Short exercise — Output every record word for word.

Stored records —
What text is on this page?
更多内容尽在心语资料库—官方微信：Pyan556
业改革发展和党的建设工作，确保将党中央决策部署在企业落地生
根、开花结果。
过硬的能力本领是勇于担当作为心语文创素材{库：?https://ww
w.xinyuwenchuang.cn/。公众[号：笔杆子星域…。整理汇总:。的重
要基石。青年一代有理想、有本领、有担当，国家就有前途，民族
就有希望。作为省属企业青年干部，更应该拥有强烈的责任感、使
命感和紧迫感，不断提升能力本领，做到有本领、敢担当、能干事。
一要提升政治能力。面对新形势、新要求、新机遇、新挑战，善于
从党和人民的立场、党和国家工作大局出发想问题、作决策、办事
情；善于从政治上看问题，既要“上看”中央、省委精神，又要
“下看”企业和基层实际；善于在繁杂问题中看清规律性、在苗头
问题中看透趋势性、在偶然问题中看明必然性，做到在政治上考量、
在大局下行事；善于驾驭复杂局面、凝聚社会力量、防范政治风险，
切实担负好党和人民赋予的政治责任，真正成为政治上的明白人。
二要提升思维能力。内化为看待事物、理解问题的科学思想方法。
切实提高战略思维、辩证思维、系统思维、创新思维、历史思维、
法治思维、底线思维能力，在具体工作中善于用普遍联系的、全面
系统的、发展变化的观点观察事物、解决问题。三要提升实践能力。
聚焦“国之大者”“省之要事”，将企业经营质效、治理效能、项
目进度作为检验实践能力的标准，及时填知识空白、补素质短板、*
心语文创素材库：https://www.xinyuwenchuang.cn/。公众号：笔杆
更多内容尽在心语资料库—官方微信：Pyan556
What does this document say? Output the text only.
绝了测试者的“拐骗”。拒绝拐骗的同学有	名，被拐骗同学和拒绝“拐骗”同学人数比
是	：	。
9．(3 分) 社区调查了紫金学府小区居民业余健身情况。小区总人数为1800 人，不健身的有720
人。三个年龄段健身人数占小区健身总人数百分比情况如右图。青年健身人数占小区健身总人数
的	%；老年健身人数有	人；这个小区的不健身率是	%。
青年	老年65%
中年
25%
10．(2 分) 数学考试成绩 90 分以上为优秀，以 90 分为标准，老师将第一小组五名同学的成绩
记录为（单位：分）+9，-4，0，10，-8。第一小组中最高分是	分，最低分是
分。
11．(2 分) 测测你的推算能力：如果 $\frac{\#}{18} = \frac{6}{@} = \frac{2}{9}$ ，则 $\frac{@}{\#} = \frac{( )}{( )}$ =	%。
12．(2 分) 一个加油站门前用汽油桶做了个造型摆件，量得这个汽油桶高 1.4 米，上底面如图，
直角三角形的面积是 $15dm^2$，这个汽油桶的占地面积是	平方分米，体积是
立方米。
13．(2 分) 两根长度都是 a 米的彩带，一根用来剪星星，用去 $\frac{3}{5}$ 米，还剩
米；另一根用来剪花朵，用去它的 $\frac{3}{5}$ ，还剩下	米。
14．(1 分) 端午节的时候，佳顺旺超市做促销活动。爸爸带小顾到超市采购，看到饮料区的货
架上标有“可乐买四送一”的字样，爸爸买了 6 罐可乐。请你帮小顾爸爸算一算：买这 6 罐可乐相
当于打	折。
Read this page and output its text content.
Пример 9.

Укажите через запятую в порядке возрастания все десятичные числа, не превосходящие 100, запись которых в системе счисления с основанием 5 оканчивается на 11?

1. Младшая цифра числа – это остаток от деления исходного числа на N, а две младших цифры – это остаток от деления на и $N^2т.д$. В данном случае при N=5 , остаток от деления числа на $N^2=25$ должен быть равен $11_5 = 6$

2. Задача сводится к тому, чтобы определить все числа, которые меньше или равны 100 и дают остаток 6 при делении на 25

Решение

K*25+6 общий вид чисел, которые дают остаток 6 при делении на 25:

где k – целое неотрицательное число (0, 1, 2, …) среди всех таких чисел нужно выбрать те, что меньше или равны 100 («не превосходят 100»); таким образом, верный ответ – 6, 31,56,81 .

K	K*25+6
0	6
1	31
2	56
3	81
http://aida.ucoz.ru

Written response —
What text is on this page?
更多内容尽在心语资料库—官方微信：Pyan556
业改革发展和党的建设工作，确保将党中央决策部署在企业落地生
根、开花结果。
过硬的能力本领是勇于担当作为心语文创素材{库：?https://ww
w.xinyuwenchuang.cn/。公众[号：笔杆子星域…。整理汇总:。的重
要基石。青年一代有理想、有本领、有担当，国家就有前途，民族
就有希望。作为省属企业青年干部，更应该拥有强烈的责任感、使
命感和紧迫感，不断提升能力本领，做到有本领、敢担当、能干事。
一要提升政治能力。面对新形势、新要求、新机遇、新挑战，善于
从党和人民的立场、党和国家工作大局出发想问题、作决策、办事
情；善于从政治上看问题，既要“上看”中央、省委精神，又要
“下看”企业和基层实际；善于在繁杂问题中看清规律性、在苗头
问题中看透趋势性、在偶然问题中看明必然性，做到在政治上考量、
在大局下行事；善于驾驭复杂局面、凝聚社会力量、防范政治风险，
切实担负好党和人民赋予的政治责任，真正成为政治上的明白人。
二要提升思维能力。内化为看待事物、理解问题的科学思想方法。
切实提高战略思维、辩证思维、系统思维、创新思维、历史思维、
法治思维、底线思维能力，在具体工作中善于用普遍联系的、全面
系统的、发展变化的观点观察事物、解决问题。三要提升实践能力。
聚焦“国之大者”“省之要事”，将企业经营质效、治理效能、项
目进度作为检验实践能力的标准，及时填知识空白、补素质短板、*
心语文创素材库：https://www.xinyuwenchuang.cn/。公众号：笔杆
更多内容尽在心语资料库—官方微信：Pyan556
What does this document say? Output the text only.
绝了测试者的“拐骗”。拒绝拐骗的同学有	名，被拐骗同学和拒绝“拐骗”同学人数比
是	：	。
9．(3 分) 社区调查了紫金学府小区居民业余健身情况。小区总人数为1800 人，不健身的有720
人。三个年龄段健身人数占小区健身总人数百分比情况如右图。青年健身人数占小区健身总人数
的	%；老年健身人数有	人；这个小区的不健身率是	%。
青年	老年65%
中年
25%
10．(2 分) 数学考试成绩 90 分以上为优秀，以 90 分为标准，老师将第一小组五名同学的成绩
记录为（单位：分）+9，-4，0，10，-8。第一小组中最高分是	分，最低分是
分。
11．(2 分) 测测你的推算能力：如果 $\frac{\#}{18} = \frac{6}{@} = \frac{2}{9}$ ，则 $\frac{@}{\#} = \frac{( )}{( )}$ =	%。
12．(2 分) 一个加油站门前用汽油桶做了个造型摆件，量得这个汽油桶高 1.4 米，上底面如图，
直角三角形的面积是 $15dm^2$，这个汽油桶的占地面积是	平方分米，体积是
立方米。
13．(2 分) 两根长度都是 a 米的彩带，一根用来剪星星，用去 $\frac{3}{5}$ 米，还剩
米；另一根用来剪花朵，用去它的 $\frac{3}{5}$ ，还剩下	米。
14．(1 分) 端午节的时候，佳顺旺超市做促销活动。爸爸带小顾到超市采购，看到饮料区的货
架上标有“可乐买四送一”的字样，爸爸买了 6 罐可乐。请你帮小顾爸爸算一算：买这 6 罐可乐相
当于打	折。
Read this page and output its text content.
Пример 9.

Укажите через запятую в порядке возрастания все десятичные числа, не превосходящие 100, запись которых в системе счисления с основанием 5 оканчивается на 11?

1. Младшая цифра числа – это остаток от деления исходного числа на N, а две младших цифры – это остаток от деления на и $N^2т.д$. В данном случае при N=5 , остаток от деления числа на $N^2=25$ должен быть равен $11_5 = 6$

2. Задача сводится к тому, чтобы определить все числа, которые меньше или равны 100 и дают остаток 6 при делении на 25

Решение

K*25+6 общий вид чисел, которые дают остаток 6 при делении на 25:

где k – целое неотрицательное число (0, 1, 2, …) среди всех таких чисел нужно выбрать те, что меньше или равны 100 («не превосходят 100»); таким образом, верный ответ – 6, 31,56,81 .

K	K*25+6
0	6
1	31
2	56
3	81
http://aida.ucoz.ru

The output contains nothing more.